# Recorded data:
+--

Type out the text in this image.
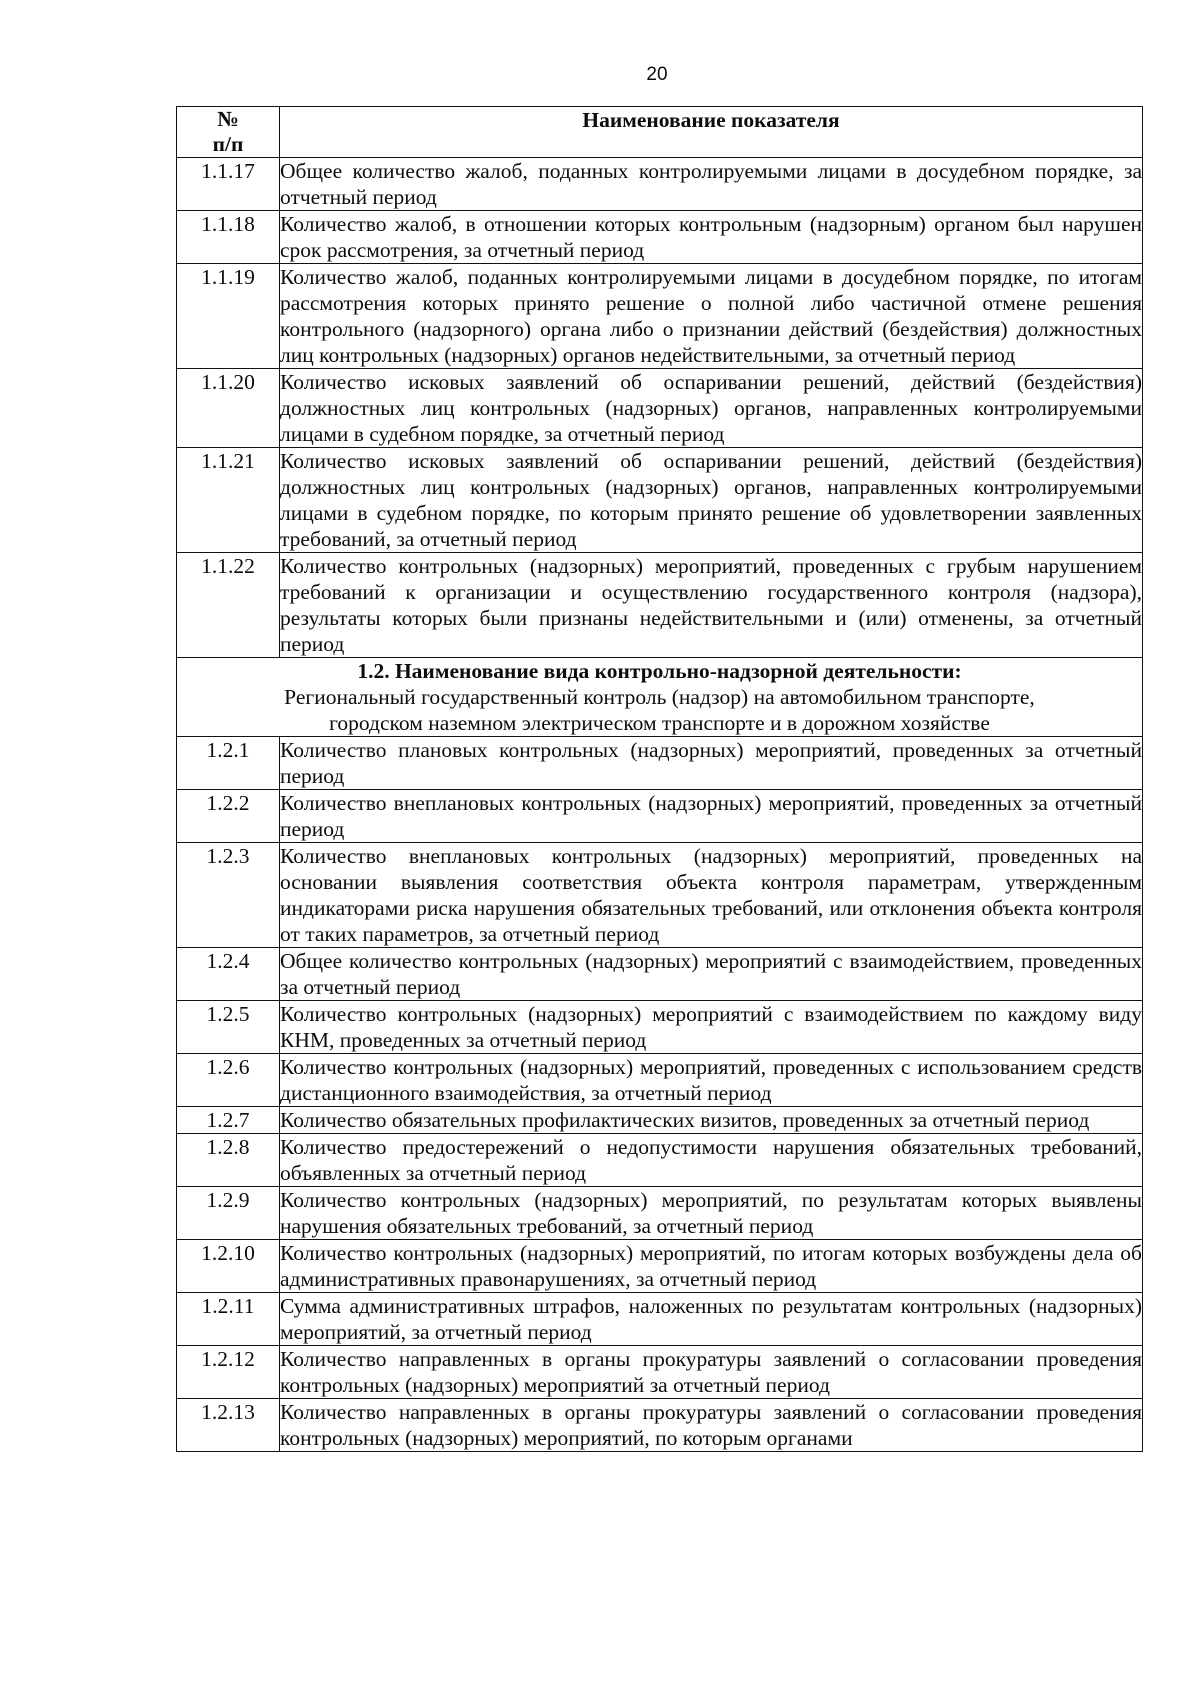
20
№
п/п	Наименование показателя
1.1.17	Общее количество жалоб, поданных контролируемыми лицами в досудебном порядке, за отчетный период
1.1.18	Количество жалоб, в отношении которых контрольным (надзорным) органом был нарушен срок рассмотрения, за отчетный период
1.1.19	Количество жалоб, поданных контролируемыми лицами в досудебном порядке, по итогам рассмотрения которых принято решение о полной либо частичной отмене решения контрольного (надзорного) органа либо о признании действий (бездействия) должностных лиц контрольных (надзорных) органов недействительными, за отчетный период
1.1.20	Количество исковых заявлений об оспаривании решений, действий (бездействия) должностных лиц контрольных (надзорных) органов, направленных контролируемыми лицами в судебном порядке, за отчетный период
1.1.21	Количество исковых заявлений об оспаривании решений, действий (бездействия) должностных лиц контрольных (надзорных) органов, направленных контролируемыми лицами в судебном порядке, по которым принято решение об удовлетворении заявленных требований, за отчетный период
1.1.22	Количество контрольных (надзорных) мероприятий, проведенных с грубым нарушением требований к организации и осуществлению государственного контроля (надзора), результаты которых были признаны недействительными и (или) отменены, за отчетный период

1.2. Наименование вида контрольно-надзорной деятельности:
Региональный государственный контроль (надзор) на автомобильном транспорте,
городском наземном электрическом транспорте и в дорожном хозяйстве	

1.2.1	Количество плановых контрольных (надзорных) мероприятий, проведенных за отчетный период
1.2.2	Количество внеплановых контрольных (надзорных) мероприятий, проведенных за отчетный период
1.2.3	Количество внеплановых контрольных (надзорных) мероприятий, проведенных на основании выявления соответствия объекта контроля параметрам, утвержденным индикаторами риска нарушения обязательных требований, или отклонения объекта контроля от таких параметров, за отчетный период
1.2.4	Общее количество контрольных (надзорных) мероприятий с взаимодействием, проведенных за отчетный период
1.2.5	Количество контрольных (надзорных) мероприятий с взаимодействием по каждому виду КНМ, проведенных за отчетный период
1.2.6	Количество контрольных (надзорных) мероприятий, проведенных с использованием средств дистанционного взаимодействия, за отчетный период
1.2.7	Количество обязательных профилактических визитов, проведенных за отчетный период
1.2.8	Количество предостережений о недопустимости нарушения обязательных требований, объявленных за отчетный период
1.2.9	Количество контрольных (надзорных) мероприятий, по результатам которых выявлены нарушения обязательных требований, за отчетный период
1.2.10	Количество контрольных (надзорных) мероприятий, по итогам которых возбуждены дела об административных правонарушениях, за отчетный период
1.2.11	Сумма административных штрафов, наложенных по результатам контрольных (надзорных) мероприятий, за отчетный период
1.2.12	Количество направленных в органы прокуратуры заявлений о согласовании проведения контрольных (надзорных) мероприятий за отчетный период
1.2.13	Количество направленных в органы прокуратуры заявлений о согласовании проведения контрольных (надзорных) мероприятий, по которым органами
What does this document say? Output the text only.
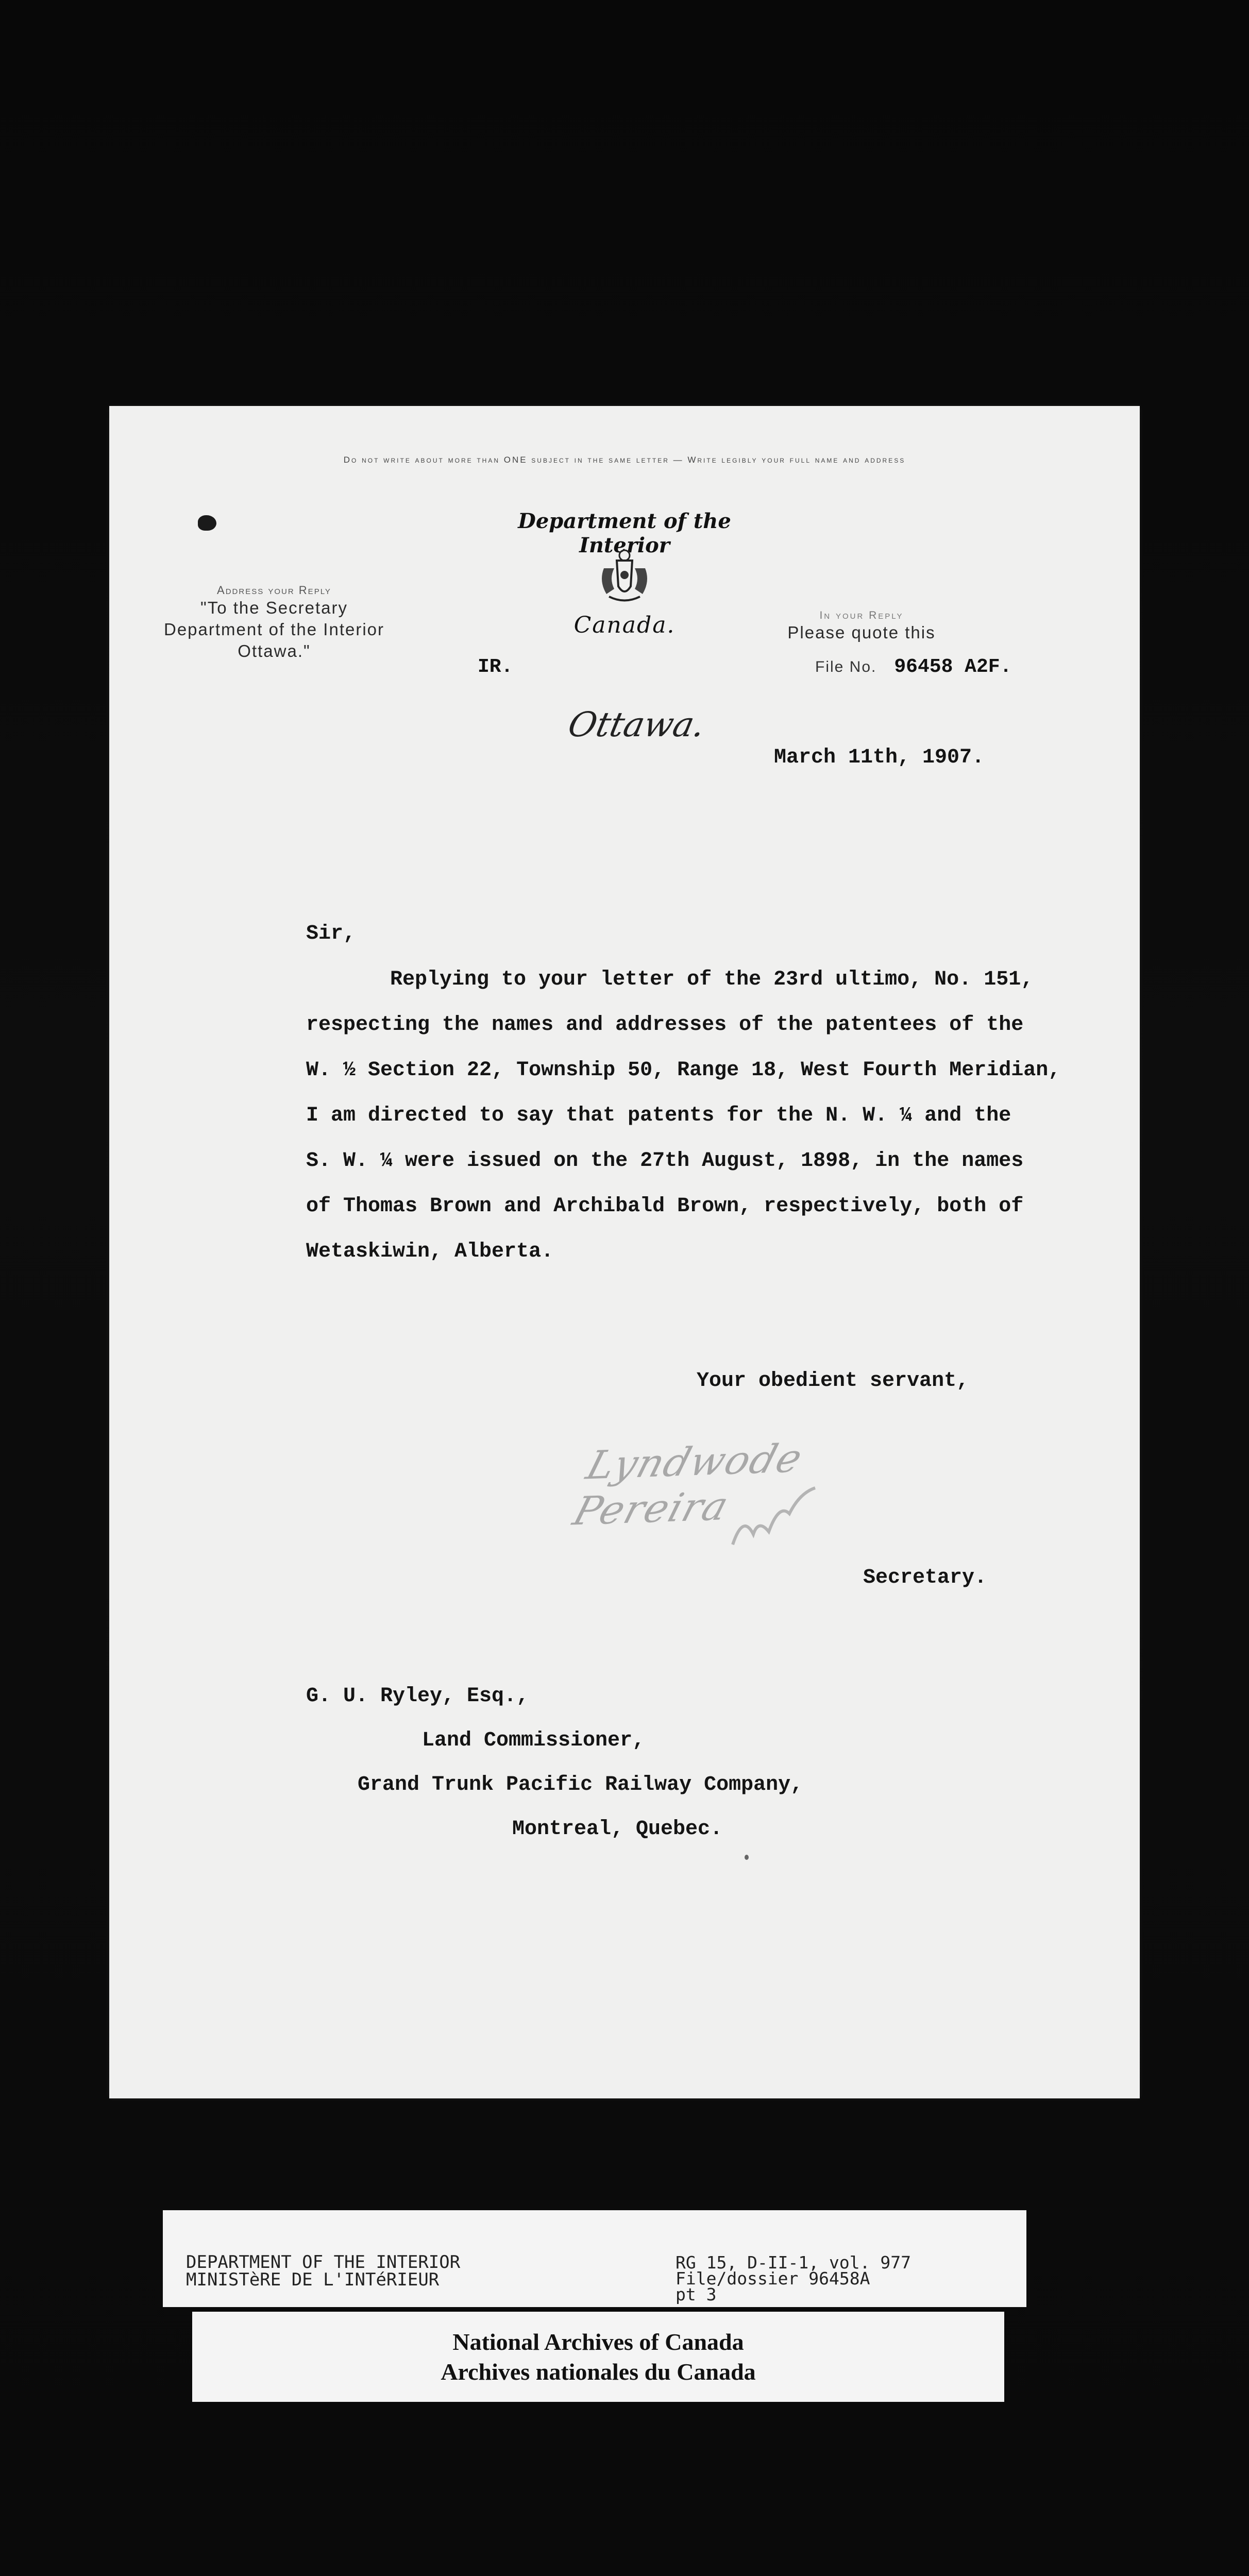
Do not write about more than ONE subject in the same letter — Write legibly your full name and address
Address your Reply
"To the Secretary
Department of the Interior
Ottawa."
Department of the Interior
Canada.	In your Reply
Please quote this
File No. 96458 A2F.
IR.
Ottawa.
March 11th, 1907.
Sir,
Replying to your letter of the 23rd ultimo, No. 151,
respecting the names and addresses of the patentees of the
W. ½ Section 22, Township 50, Range 18, West Fourth Meridian,
I am directed to say that patents for the N. W. ¼ and the
S. W. ¼ were issued on the 27th August, 1898, in the names
of Thomas Brown and Archibald Brown, respectively, both of
Wetaskiwin, Alberta.
Your obedient servant,
Lyndwode Pereira
Secretary.
G. U. Ryley, Esq.,
Land Commissioner,
Grand Trunk Pacific Railway Company,
Montreal, Quebec.
DEPARTMENT OF THE INTERIOR
MINISTèRE DE L'INTéRIEUR
RG 15, D-II-1, vol. 977
File/dossier 96458A
pt 3
National Archives of Canada
Archives nationales du Canada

+--

# Written request:
Leave the pictures out and copy the rest of the data exactly.

# Completed exercise:
Type out the text in this image.
20
№
п/п	Наименование показателя
1.1.17	Общее количество жалоб, поданных контролируемыми лицами в досудебном порядке, за отчетный период
1.1.18	Количество жалоб, в отношении которых контрольным (надзорным) органом был нарушен срок рассмотрения, за отчетный период
1.1.19	Количество жалоб, поданных контролируемыми лицами в досудебном порядке, по итогам рассмотрения которых принято решение о полной либо частичной отмене решения контрольного (надзорного) органа либо о признании действий (бездействия) должностных лиц контрольных (надзорных) органов недействительными, за отчетный период
1.1.20	Количество исковых заявлений об оспаривании решений, действий (бездействия) должностных лиц контрольных (надзорных) органов, направленных контролируемыми лицами в судебном порядке, за отчетный период
1.1.21	Количество исковых заявлений об оспаривании решений, действий (бездействия) должностных лиц контрольных (надзорных) органов, направленных контролируемыми лицами в судебном порядке, по которым принято решение об удовлетворении заявленных требований, за отчетный период
1.1.22	Количество контрольных (надзорных) мероприятий, проведенных с грубым нарушением требований к организации и осуществлению государственного контроля (надзора), результаты которых были признаны недействительными и (или) отменены, за отчетный период

1.2. Наименование вида контрольно-надзорной деятельности:
Региональный государственный контроль (надзор) на автомобильном транспорте,
городском наземном электрическом транспорте и в дорожном хозяйстве	

1.2.1	Количество плановых контрольных (надзорных) мероприятий, проведенных за отчетный период
1.2.2	Количество внеплановых контрольных (надзорных) мероприятий, проведенных за отчетный период
1.2.3	Количество внеплановых контрольных (надзорных) мероприятий, проведенных на основании выявления соответствия объекта контроля параметрам, утвержденным индикаторами риска нарушения обязательных требований, или отклонения объекта контроля от таких параметров, за отчетный период
1.2.4	Общее количество контрольных (надзорных) мероприятий с взаимодействием, проведенных за отчетный период
1.2.5	Количество контрольных (надзорных) мероприятий с взаимодействием по каждому виду КНМ, проведенных за отчетный период
1.2.6	Количество контрольных (надзорных) мероприятий, проведенных с использованием средств дистанционного взаимодействия, за отчетный период
1.2.7	Количество обязательных профилактических визитов, проведенных за отчетный период
1.2.8	Количество предостережений о недопустимости нарушения обязательных требований, объявленных за отчетный период
1.2.9	Количество контрольных (надзорных) мероприятий, по результатам которых выявлены нарушения обязательных требований, за отчетный период
1.2.10	Количество контрольных (надзорных) мероприятий, по итогам которых возбуждены дела об административных правонарушениях, за отчетный период
1.2.11	Сумма административных штрафов, наложенных по результатам контрольных (надзорных) мероприятий, за отчетный период
1.2.12	Количество направленных в органы прокуратуры заявлений о согласовании проведения контрольных (надзорных) мероприятий за отчетный период
1.2.13	Количество направленных в органы прокуратуры заявлений о согласовании проведения контрольных (надзорных) мероприятий, по которым органами
What does this document say? Output the text only.
Do not write about more than ONE subject in the same letter — Write legibly your full name and address
Address your Reply
"To the Secretary
Department of the Interior
Ottawa."
Department of the Interior
Canada.	In your Reply
Please quote this
File No. 96458 A2F.
IR.
Ottawa.
March 11th, 1907.
Sir,
Replying to your letter of the 23rd ultimo, No. 151,
respecting the names and addresses of the patentees of the
W. ½ Section 22, Township 50, Range 18, West Fourth Meridian,
I am directed to say that patents for the N. W. ¼ and the
S. W. ¼ were issued on the 27th August, 1898, in the names
of Thomas Brown and Archibald Brown, respectively, both of
Wetaskiwin, Alberta.
Your obedient servant,
Lyndwode Pereira
Secretary.
G. U. Ryley, Esq.,
Land Commissioner,
Grand Trunk Pacific Railway Company,
Montreal, Quebec.
DEPARTMENT OF THE INTERIOR
MINISTèRE DE L'INTéRIEUR
RG 15, D-II-1, vol. 977
File/dossier 96458A
pt 3
National Archives of Canada
Archives nationales du Canada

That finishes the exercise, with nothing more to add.